- Written exercise -
Would you retype all of these records exactly?

- Listed entries -
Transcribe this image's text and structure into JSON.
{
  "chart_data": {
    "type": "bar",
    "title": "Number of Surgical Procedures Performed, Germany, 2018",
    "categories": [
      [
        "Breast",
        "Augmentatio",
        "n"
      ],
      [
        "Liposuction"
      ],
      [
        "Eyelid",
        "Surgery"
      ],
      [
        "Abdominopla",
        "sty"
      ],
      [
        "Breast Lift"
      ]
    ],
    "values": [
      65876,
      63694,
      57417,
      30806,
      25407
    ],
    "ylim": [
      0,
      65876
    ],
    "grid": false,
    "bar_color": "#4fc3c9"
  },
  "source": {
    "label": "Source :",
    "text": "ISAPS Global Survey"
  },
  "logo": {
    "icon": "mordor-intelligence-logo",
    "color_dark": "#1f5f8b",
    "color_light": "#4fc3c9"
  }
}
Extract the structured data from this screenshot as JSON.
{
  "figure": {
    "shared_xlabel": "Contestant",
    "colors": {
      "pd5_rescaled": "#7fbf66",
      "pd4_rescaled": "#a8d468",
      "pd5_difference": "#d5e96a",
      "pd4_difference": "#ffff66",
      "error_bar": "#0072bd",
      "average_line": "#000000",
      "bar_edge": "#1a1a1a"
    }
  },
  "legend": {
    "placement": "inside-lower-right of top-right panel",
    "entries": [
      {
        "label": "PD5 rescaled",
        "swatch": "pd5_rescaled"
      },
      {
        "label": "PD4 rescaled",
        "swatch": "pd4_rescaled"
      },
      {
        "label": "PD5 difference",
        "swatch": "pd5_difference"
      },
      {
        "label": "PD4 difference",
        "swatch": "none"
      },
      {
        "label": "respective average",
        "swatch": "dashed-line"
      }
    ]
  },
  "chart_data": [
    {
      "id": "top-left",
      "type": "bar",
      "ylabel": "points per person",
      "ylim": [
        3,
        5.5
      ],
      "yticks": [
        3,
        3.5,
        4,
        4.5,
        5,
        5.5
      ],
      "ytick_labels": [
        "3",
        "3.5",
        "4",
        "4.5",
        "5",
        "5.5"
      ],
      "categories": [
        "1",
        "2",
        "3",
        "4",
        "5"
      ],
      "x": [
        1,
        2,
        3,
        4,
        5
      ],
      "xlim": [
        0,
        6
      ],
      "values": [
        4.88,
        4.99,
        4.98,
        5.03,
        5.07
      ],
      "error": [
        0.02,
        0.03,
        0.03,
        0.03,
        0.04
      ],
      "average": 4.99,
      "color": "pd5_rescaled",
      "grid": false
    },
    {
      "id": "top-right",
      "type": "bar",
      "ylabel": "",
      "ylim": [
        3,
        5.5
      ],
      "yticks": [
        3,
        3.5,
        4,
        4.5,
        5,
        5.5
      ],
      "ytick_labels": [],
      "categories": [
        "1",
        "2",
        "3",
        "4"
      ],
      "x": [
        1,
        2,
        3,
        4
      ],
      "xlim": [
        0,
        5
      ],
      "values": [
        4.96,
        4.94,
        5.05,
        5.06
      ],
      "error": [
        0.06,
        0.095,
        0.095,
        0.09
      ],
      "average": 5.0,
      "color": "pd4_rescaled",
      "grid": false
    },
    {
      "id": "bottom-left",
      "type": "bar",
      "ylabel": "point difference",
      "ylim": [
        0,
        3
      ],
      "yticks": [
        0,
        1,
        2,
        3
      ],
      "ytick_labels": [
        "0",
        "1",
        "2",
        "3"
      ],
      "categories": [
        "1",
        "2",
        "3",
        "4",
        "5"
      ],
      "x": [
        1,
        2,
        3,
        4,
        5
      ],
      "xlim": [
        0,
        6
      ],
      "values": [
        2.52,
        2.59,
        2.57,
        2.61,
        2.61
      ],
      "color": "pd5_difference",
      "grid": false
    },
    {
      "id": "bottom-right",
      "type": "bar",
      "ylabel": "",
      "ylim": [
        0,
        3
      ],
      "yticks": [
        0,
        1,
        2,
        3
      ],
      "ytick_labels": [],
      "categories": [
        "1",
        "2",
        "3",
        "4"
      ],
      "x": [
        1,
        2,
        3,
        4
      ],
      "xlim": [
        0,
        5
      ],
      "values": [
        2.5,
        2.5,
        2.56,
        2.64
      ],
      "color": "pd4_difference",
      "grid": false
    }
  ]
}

- Answer below -
Transcribe this image's text and structure into JSON.
{
  "chart_data": {
    "type": "bar",
    "title": "Number of Surgical Procedures Performed, Germany, 2018",
    "categories": [
      [
        "Breast",
        "Augmentatio",
        "n"
      ],
      [
        "Liposuction"
      ],
      [
        "Eyelid",
        "Surgery"
      ],
      [
        "Abdominopla",
        "sty"
      ],
      [
        "Breast Lift"
      ]
    ],
    "values": [
      65876,
      63694,
      57417,
      30806,
      25407
    ],
    "ylim": [
      0,
      65876
    ],
    "grid": false,
    "bar_color": "#4fc3c9"
  },
  "source": {
    "label": "Source :",
    "text": "ISAPS Global Survey"
  },
  "logo": {
    "icon": "mordor-intelligence-logo",
    "color_dark": "#1f5f8b",
    "color_light": "#4fc3c9"
  }
}
Extract the structured data from this screenshot as JSON.
{
  "figure": {
    "shared_xlabel": "Contestant",
    "colors": {
      "pd5_rescaled": "#7fbf66",
      "pd4_rescaled": "#a8d468",
      "pd5_difference": "#d5e96a",
      "pd4_difference": "#ffff66",
      "error_bar": "#0072bd",
      "average_line": "#000000",
      "bar_edge": "#1a1a1a"
    }
  },
  "legend": {
    "placement": "inside-lower-right of top-right panel",
    "entries": [
      {
        "label": "PD5 rescaled",
        "swatch": "pd5_rescaled"
      },
      {
        "label": "PD4 rescaled",
        "swatch": "pd4_rescaled"
      },
      {
        "label": "PD5 difference",
        "swatch": "pd5_difference"
      },
      {
        "label": "PD4 difference",
        "swatch": "none"
      },
      {
        "label": "respective average",
        "swatch": "dashed-line"
      }
    ]
  },
  "chart_data": [
    {
      "id": "top-left",
      "type": "bar",
      "ylabel": "points per person",
      "ylim": [
        3,
        5.5
      ],
      "yticks": [
        3,
        3.5,
        4,
        4.5,
        5,
        5.5
      ],
      "ytick_labels": [
        "3",
        "3.5",
        "4",
        "4.5",
        "5",
        "5.5"
      ],
      "categories": [
        "1",
        "2",
        "3",
        "4",
        "5"
      ],
      "x": [
        1,
        2,
        3,
        4,
        5
      ],
      "xlim": [
        0,
        6
      ],
      "values": [
        4.88,
        4.99,
        4.98,
        5.03,
        5.07
      ],
      "error": [
        0.02,
        0.03,
        0.03,
        0.03,
        0.04
      ],
      "average": 4.99,
      "color": "pd5_rescaled",
      "grid": false
    },
    {
      "id": "top-right",
      "type": "bar",
      "ylabel": "",
      "ylim": [
        3,
        5.5
      ],
      "yticks": [
        3,
        3.5,
        4,
        4.5,
        5,
        5.5
      ],
      "ytick_labels": [],
      "categories": [
        "1",
        "2",
        "3",
        "4"
      ],
      "x": [
        1,
        2,
        3,
        4
      ],
      "xlim": [
        0,
        5
      ],
      "values": [
        4.96,
        4.94,
        5.05,
        5.06
      ],
      "error": [
        0.06,
        0.095,
        0.095,
        0.09
      ],
      "average": 5.0,
      "color": "pd4_rescaled",
      "grid": false
    },
    {
      "id": "bottom-left",
      "type": "bar",
      "ylabel": "point difference",
      "ylim": [
        0,
        3
      ],
      "yticks": [
        0,
        1,
        2,
        3
      ],
      "ytick_labels": [
        "0",
        "1",
        "2",
        "3"
      ],
      "categories": [
        "1",
        "2",
        "3",
        "4",
        "5"
      ],
      "x": [
        1,
        2,
        3,
        4,
        5
      ],
      "xlim": [
        0,
        6
      ],
      "values": [
        2.52,
        2.59,
        2.57,
        2.61,
        2.61
      ],
      "color": "pd5_difference",
      "grid": false
    },
    {
      "id": "bottom-right",
      "type": "bar",
      "ylabel": "",
      "ylim": [
        0,
        3
      ],
      "yticks": [
        0,
        1,
        2,
        3
      ],
      "ytick_labels": [],
      "categories": [
        "1",
        "2",
        "3",
        "4"
      ],
      "x": [
        1,
        2,
        3,
        4
      ],
      "xlim": [
        0,
        5
      ],
      "values": [
        2.5,
        2.5,
        2.56,
        2.64
      ],
      "color": "pd4_difference",
      "grid": false
    }
  ]
}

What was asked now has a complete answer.